[Extracted information start]

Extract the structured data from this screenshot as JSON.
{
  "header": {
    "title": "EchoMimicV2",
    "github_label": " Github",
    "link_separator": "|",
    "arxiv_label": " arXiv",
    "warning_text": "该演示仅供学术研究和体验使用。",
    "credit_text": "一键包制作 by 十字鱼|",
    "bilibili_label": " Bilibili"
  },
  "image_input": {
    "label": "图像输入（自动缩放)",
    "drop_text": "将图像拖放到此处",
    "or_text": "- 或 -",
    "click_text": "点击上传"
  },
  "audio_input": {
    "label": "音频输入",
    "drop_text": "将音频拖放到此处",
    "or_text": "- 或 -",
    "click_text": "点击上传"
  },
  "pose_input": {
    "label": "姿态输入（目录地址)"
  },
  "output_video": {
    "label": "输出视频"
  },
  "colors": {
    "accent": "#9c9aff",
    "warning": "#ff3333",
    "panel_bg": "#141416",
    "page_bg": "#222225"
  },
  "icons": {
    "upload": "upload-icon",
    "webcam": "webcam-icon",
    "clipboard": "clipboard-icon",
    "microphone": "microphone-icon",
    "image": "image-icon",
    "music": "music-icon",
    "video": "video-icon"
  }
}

[Extracted information end]
[Extracted information start]

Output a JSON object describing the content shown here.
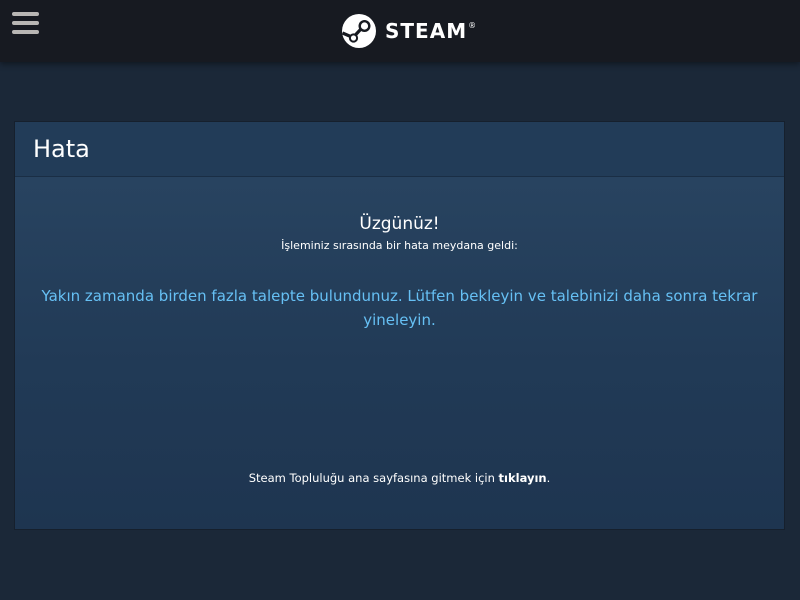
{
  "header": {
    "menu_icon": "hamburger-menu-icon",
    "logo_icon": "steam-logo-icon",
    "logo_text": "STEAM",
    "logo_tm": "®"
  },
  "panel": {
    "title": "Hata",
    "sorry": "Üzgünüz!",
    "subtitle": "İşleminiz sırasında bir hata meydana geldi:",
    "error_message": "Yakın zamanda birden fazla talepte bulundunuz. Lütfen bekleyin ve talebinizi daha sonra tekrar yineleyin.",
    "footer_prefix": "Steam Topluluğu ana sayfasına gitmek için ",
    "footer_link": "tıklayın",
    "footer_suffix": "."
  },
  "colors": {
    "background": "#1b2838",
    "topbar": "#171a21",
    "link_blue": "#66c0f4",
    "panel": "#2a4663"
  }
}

[Extracted information end]

• **Exercise goal**:
Copy out every line of the data that includes "JSON".

• **In response**:
Extract the structured data from this screenshot as JSON.
Output a JSON object describing the content shown here.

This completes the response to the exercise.